Start of RECORDS TO PROCESS

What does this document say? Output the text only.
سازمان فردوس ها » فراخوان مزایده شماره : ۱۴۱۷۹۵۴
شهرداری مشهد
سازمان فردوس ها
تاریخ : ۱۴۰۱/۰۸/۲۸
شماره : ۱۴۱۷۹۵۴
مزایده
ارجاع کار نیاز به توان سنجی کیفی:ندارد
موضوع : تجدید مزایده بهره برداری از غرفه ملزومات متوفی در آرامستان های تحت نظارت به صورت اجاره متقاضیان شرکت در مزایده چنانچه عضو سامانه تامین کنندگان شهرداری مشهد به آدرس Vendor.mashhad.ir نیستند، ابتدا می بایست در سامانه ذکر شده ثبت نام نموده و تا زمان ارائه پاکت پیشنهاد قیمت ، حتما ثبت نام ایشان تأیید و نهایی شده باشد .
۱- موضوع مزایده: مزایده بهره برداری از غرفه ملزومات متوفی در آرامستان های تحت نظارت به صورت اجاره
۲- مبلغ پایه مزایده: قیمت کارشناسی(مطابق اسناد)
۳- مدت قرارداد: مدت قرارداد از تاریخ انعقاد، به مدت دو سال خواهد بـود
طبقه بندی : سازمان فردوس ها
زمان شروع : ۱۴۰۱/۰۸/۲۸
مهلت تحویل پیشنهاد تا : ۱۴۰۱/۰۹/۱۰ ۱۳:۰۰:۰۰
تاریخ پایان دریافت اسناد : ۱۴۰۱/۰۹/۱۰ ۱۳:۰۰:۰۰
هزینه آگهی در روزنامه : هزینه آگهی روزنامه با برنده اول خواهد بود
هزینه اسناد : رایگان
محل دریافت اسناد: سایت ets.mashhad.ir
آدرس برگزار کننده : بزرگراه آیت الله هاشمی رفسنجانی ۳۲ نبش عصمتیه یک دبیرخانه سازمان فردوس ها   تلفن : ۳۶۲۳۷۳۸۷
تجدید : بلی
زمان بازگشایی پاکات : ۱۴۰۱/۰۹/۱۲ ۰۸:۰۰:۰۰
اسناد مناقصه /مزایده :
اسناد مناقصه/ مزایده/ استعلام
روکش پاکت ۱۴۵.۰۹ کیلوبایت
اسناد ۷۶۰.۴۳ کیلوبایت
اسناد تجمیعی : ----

End of RECORDS TO PROCESS

- WRITTEN TASK:
Among the entries above, identify all lines with "سازمان" and copy them.

- IN RESPONSE:
سازمان فردوس ها » فراخوان مزایده شماره : ۱۴۱۷۹۵۴
سازمان فردوس ها
طبقه بندی : سازمان فردوس ها
آدرس برگزار کننده : بزرگراه آیت الله هاشمی رفسنجانی ۳۲ نبش عصمتیه یک دبیرخانه سازمان فردوس ها   تلفن : ۳۶۲۳۷۳۸۷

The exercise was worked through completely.